* _TASK DETAILS_
Work through the data line by line, gathering every line that has the word "Pinnacle".
+++
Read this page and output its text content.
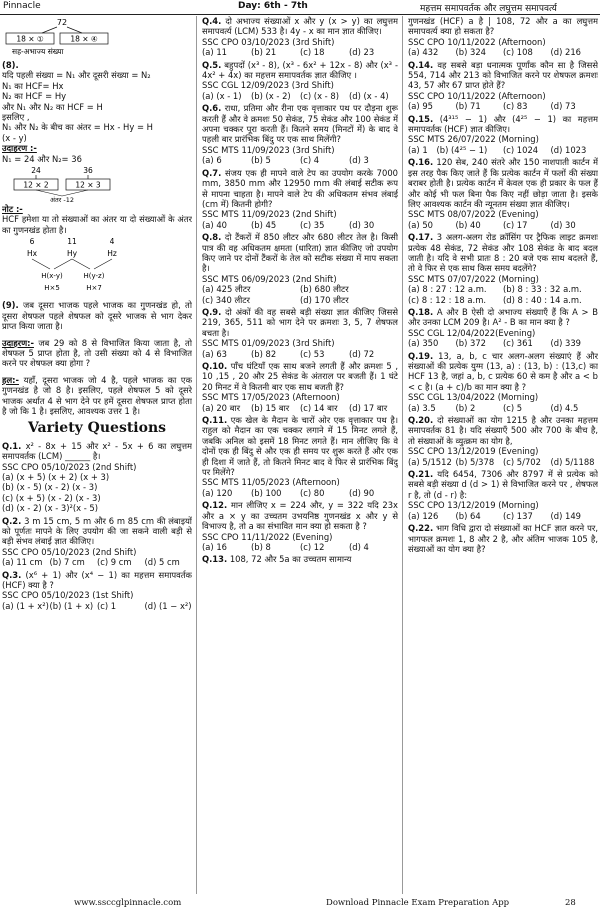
Pinnacle	Day: 6th - 7th	महत्तम समापवर्तक और लघुत्तम समापवर्त्य
72
18 × ①	18 × ④
सह-अभाज्य संख्या

(8).

यदि पहली संख्या = N₁ और दूसरी संख्या = N₂

N₁ का HCF= Hx

N₂ का HCF = Hy

और N₁ और N₂ का HCF = H

इसलिए ,

N₁ और N₂ के बीच का अंतर = Hx - Hy = H

(x - y)

उदाहरण :-

N₁ = 24 और N₂= 36

24	36
12 × 2	12 × 3
अंतर -12

नोट :-

HCF हमेशा या तो संख्याओं का अंतर या दो संख्याओं के अंतर का गुणनखंड होता है।

6	11	4
Hx	Hy	Hz
H(x-y)	H(y-z)
H×5	H×7

(9). जब दूसरा भाजक पहले भाजक का गुणनखंड हो, तो दूसरा शेषफल पहले शेषफल को दूसरे भाजक से भाग देकर प्राप्त किया जाता है।

उदाहरण:- जब 29 को 8 से विभाजित किया जाता है, तो शेषफल 5 प्राप्त होता है, तो उसी संख्या को 4 से विभाजित करने पर शेषफल क्या होगा ?

हल:- यहाँ, दूसरा भाजक जो 4 है, पहले भाजक का एक गुणनखंड है जो 8 है। इसलिए, पहले शेषफल 5 को दूसरे भाजक अर्थात 4 से भाग देने पर हमें दूसरा शेषफल प्राप्त होता है जो कि 1 है। इसलिए, आवश्यक उत्तर 1 है।

Variety Questions

Q.1. x² - 8x + 15 और x² - 5x + 6 का लघुत्तम समापवर्तक (LCM) ______ है।

SSC CPO 05/10/2023 (2nd Shift)

(a) (x + 5) (x + 2) (x + 3)

(b) (x - 5) (x - 2) (x - 3)

(c) (x + 5) (x - 2) (x - 3)

(d) (x - 2) (x - 3)²(x - 5)

Q.2. 3 m 15 cm, 5 m और 6 m 85 cm की लंबाइयों को पूर्णतः मापने के लिए उपयोग की जा सकने वाली बड़ी से बड़ी संभव लंबाई ज्ञात कीजिए।

SSC CPO 05/10/2023 (2nd Shift)

(a) 11 cm (b) 7 cm	(c) 9 cm	(d) 5 cm

Q.3. (x⁶ + 1) और (x⁴ − 1) का महत्तम समापवर्तक (HCF) क्या है ?

SSC CPO 05/10/2023 (1st Shift)

(a) (1 + x²) (b) (1 + x) (c) 1	(d) (1 − x²)

Q.4. दो अभाज्य संख्याओं x और y (x > y) का लघुत्तम समापवर्त्य (LCM) 533 है। 4y - x का मान ज्ञात कीजिए।

SSC CPO 03/10/2023 (3rd Shift)

(a) 11	(b) 21	(c) 18	(d) 23

Q.5. बहुपदों (x³ - 8), (x³ - 6x² + 12x - 8) और (x³ - 4x² + 4x) का महत्तम समापवर्तक ज्ञात कीजिए ।

SSC CGL 12/09/2023 (3rd Shift)

(a) (x - 1)	(b) (x - 2)	(c) (x - 8)	(d) (x - 4)

Q.6. राधा, प्रतिमा और रीना एक वृत्ताकार पथ पर दौड़ना शुरू करती हैं और वे क्रमशः 50 सेकंड, 75 सेकंड और 100 सेकंड में अपना चक्कर पूरा करती हैं। कितने समय (मिनटों में) के बाद वे पहली बार प्रारंभिक बिंदु पर एक साथ मिलेंगी?

SSC MTS 11/09/2023 (3rd Shift)

(a) 6	(b) 5	(c) 4	(d) 3

Q.7. संजय एक ही मापने वाले टेप का उपयोग करके 7000 mm, 3850 mm और 12950 mm की लंबाई सटीक रूप से मापना चाहता है। मापने वाले टेप की अधिकतम संभव लंबाई (cm में) कितनी होगी?

SSC MTS 11/09/2023 (2nd Shift)

(a) 40	(b) 45	(c) 35	(d) 30

Q.8. दो टैंकरों में 850 लीटर और 680 लीटर तेल है। किसी पात्र की वह अधिकतम क्षमता (धारिता) ज्ञात कीजिए जो उपयोग किए जाने पर दोनों टैंकरों के तेल को सटीक संख्या में माप सकता है।

SSC MTS 06/09/2023 (2nd Shift)

(a) 425 लीटर	(b) 680 लीटर
(c) 340 लीटर	(d) 170 लीटर

Q.9. दो अंकों की वह सबसे बड़ी संख्या ज्ञात कीजिए जिससे 219, 365, 511 को भाग देने पर क्रमशः 3, 5, 7 शेषफल बचता है।

SSC MTS 01/09/2023 (3rd Shift)

(a) 63	(b) 82	(c) 53	(d) 72

Q.10. पाँच घंटियाँ एक साथ बजने लगती हैं और क्रमशः 5 , 10 ,15 , 20 और 25 सेकंड के अंतराल पर बजती हैं। 1 घंटे 20 मिनट में वे कितनी बार एक साथ बजती हैं?

SSC MTS 17/05/2023 (Afternoon)

(a) 20 बार	(b) 15 बार	(c) 14 बार	(d) 17 बार

Q.11. एक खेल के मैदान के चारों ओर एक वृत्ताकार पथ है। राहुल को मैदान का एक चक्कर लगाने में 15 मिनट लगते हैं, जबकि अनिल को इसमें 18 मिनट लगते हैं। मान लीजिए कि वे दोनों एक ही बिंदु से और एक ही समय पर शुरू करते हैं और एक ही दिशा में जाते हैं, तो कितने मिनट बाद वे फिर से प्रारंभिक बिंदु पर मिलेंगे?

SSC MTS 11/05/2023 (Afternoon)

(a) 120	(b) 100	(c) 80	(d) 90

Q.12. मान लीजिए x = 224 और, y = 322 यदि 23x और a × y का उच्चतम उभयनिष्ठ गुणनखंड x और y से विभाज्य है, तो a का संभावित मान क्या हो सकता है ?

SSC CPO 11/11/2022 (Evening)

(a) 16	(b) 8	(c) 12	(d) 4

Q.13. 108, 72 और 5a का उच्चतम सामान्य

गुणनखंड (HCF) a है | 108, 72 और a का लघुत्तम समापवर्त्य क्या हो सकता है?

SSC CPO 10/11/2022 (Afternoon)

(a) 432	(b) 324	(c) 108	(d) 216

Q.14. वह सबसे बड़ा धनात्मक पूर्णांक कौन सा है जिससे 554, 714 और 213 को विभाजित करने पर शेषफल क्रमशः 43, 57 और 67 प्राप्त होते हैं?

SSC CPO 10/11/2022 (Afternoon)

(a) 95	(b) 71	(c) 83	(d) 73

Q.15. (4³¹⁵ − 1) और (4²⁵ − 1) का महत्तम समापवर्तक (HCF) ज्ञात कीजिए।

SSC MTS 26/07/2022 (Morning)

(a) 1	(b) (4²⁵ − 1)	(c) 1024	(d) 1023

Q.16. 120 सेब, 240 संतरे और 150 नाशपाती कार्टन में इस तरह पैक किए जाते हैं कि प्रत्येक कार्टन में फलों की संख्या बराबर होती है। प्रत्येक कार्टन में केवल एक ही प्रकार के फल हैं और कोई भी फल बिना पैक किए नहीं छोड़ा जाता है। इसके लिए आवश्यक कार्टन की न्यूनतम संख्या ज्ञात कीजिए।

SSC MTS 08/07/2022 (Evening)

(a) 50	(b) 40	(c) 17	(d) 30

Q.17. 3 अलग-अलग रोड क्रॉसिंग पर ट्रैफिक लाइट क्रमशः प्रत्येक 48 सेकंड, 72 सेकंड और 108 सेकंड के बाद बदल जाती है। यदि वे सभी प्रातः 8 : 20 बजे एक साथ बदलते हैं, तो वे फिर से एक साथ किस समय बदलेंगे?

SSC MTS 07/07/2022 (Morning)

(a) 8 : 27 : 12 a.m.	(b) 8 : 33 : 32 a.m.
(c) 8 : 12 : 18 a.m.	(d) 8 : 40 : 14 a.m.

Q.18. A और B ऐसी दो अभाज्य संख्याएँ हैं कि A > B और उनका LCM 209 है। A² - B का मान क्या है ?

SSC CGL 12/04/2022(Evening)

(a) 350	(b) 372	(c) 361	(d) 339

Q.19. 13, a, b, c चार अलग-अलग संख्याएं हैं और संख्याओं की प्रत्येक युग्म (13, a) : (13, b) : (13,c) का HCF 13 है, जहां a, b, c प्रत्येक 60 से कम है और a < b < c है। (a + c)/b का मान क्या है ?

SSC CGL 13/04/2022 (Morning)

(a) 3.5	(b) 2	(c) 5	(d) 4.5

Q.20. दो संख्याओं का योग 1215 है और उनका महत्तम समापवर्तक 81 है। यदि संख्याएँ 500 और 700 के बीच है, तो संख्याओं के व्युत्क्रम का योग है,

SSC CPO 13/12/2019 (Evening)

(a) 5/1512 (b) 5/378	(c) 5/702	(d) 5/1188

Q.21. यदि 6454, 7306 और 8797 में से प्रत्येक को सबसे बड़ी संख्या d (d > 1) से विभाजित करने पर , शेषफल r है, तो (d - r) है:

SSC CPO 13/12/2019 (Morning)

(a) 126	(b) 64	(c) 137	(d) 149

Q.22. भाग विधि द्वारा दो संख्याओं का HCF ज्ञात करने पर, भागफल क्रमशः 1, 8 और 2 है, और अंतिम भाजक 105 है, संख्याओं का योग क्या है?

www.ssccglpinnacle.com	Download Pinnacle Exam Preparation App	28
+++
* _SOLUTION FOR THIS PROBLEM_
Pinnacle	Day: 6th - 7th	महत्तम समापवर्तक और लघुत्तम समापवर्त्य
www.ssccglpinnacle.com	Download Pinnacle Exam Preparation App	28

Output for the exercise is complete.